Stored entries

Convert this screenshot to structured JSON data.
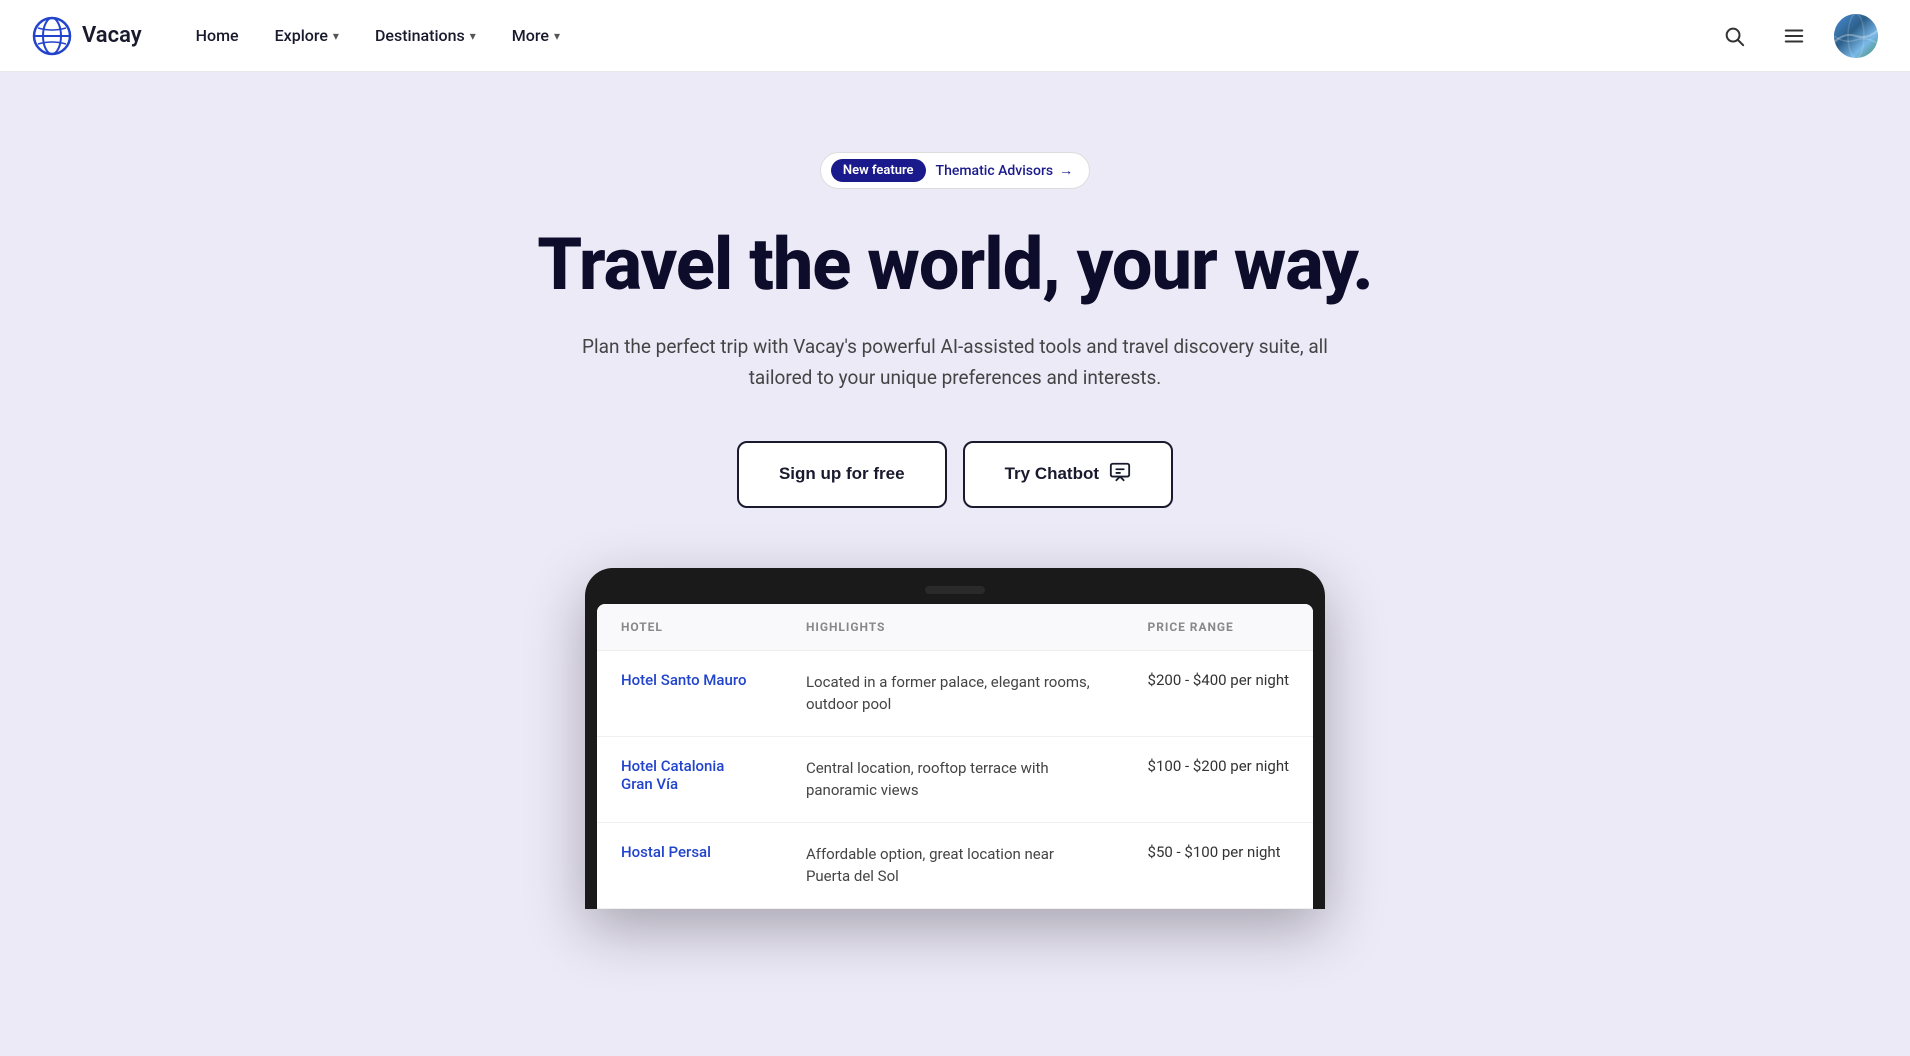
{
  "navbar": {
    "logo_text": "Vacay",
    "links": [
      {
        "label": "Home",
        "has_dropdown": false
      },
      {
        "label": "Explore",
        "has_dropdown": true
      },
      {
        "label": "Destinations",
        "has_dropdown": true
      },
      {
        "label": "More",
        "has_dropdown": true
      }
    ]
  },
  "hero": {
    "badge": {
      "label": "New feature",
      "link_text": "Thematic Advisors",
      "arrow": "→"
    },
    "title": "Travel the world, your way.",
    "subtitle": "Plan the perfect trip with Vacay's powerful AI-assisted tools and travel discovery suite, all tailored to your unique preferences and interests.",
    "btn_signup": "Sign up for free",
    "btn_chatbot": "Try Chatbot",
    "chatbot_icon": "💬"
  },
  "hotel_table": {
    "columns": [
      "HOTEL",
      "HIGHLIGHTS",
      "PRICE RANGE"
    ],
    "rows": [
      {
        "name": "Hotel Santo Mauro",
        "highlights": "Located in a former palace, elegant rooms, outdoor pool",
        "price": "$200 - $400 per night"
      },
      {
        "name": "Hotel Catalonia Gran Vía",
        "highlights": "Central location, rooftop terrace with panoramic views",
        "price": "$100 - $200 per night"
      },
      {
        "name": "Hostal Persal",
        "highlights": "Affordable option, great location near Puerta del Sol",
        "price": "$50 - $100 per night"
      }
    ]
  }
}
==
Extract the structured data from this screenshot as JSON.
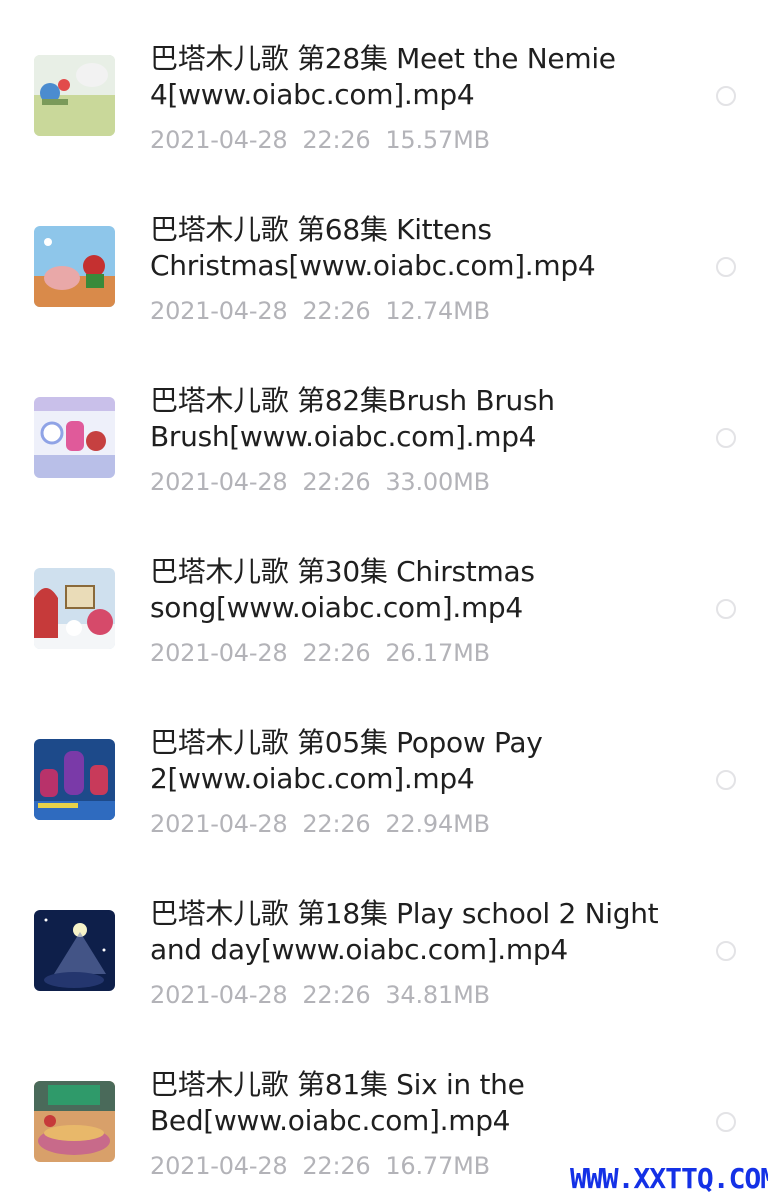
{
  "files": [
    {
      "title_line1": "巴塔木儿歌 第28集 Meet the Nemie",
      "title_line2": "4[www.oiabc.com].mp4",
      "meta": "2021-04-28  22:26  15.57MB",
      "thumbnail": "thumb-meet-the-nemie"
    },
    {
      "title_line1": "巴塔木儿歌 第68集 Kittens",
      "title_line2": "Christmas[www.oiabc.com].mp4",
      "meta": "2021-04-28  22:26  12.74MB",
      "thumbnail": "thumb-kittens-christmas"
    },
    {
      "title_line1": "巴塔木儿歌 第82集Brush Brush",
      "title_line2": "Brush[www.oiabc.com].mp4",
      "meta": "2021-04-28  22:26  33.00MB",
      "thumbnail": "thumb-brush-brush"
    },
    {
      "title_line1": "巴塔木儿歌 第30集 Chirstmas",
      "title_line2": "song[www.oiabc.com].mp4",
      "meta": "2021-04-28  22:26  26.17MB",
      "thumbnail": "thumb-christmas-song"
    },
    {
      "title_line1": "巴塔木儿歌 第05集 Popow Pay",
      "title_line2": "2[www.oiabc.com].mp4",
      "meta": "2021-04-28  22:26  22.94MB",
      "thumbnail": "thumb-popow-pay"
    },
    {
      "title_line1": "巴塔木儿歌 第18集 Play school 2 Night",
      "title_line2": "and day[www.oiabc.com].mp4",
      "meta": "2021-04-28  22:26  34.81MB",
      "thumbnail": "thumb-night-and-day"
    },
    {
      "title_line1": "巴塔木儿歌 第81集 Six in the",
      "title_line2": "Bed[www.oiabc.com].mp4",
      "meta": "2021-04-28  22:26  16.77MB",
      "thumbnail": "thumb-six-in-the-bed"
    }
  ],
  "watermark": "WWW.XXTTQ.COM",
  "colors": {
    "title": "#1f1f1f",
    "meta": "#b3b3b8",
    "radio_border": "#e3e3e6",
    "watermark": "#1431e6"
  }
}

# Problem to work on
From the records above, pull out every line containing the word "your".

# Task solution
    "title": "Travel the world, your way.",
    "subtitle": "Plan the perfect trip with Vacay's powerful AI-assisted tools and travel discovery suite, all tailored to your unique preferences and interests.",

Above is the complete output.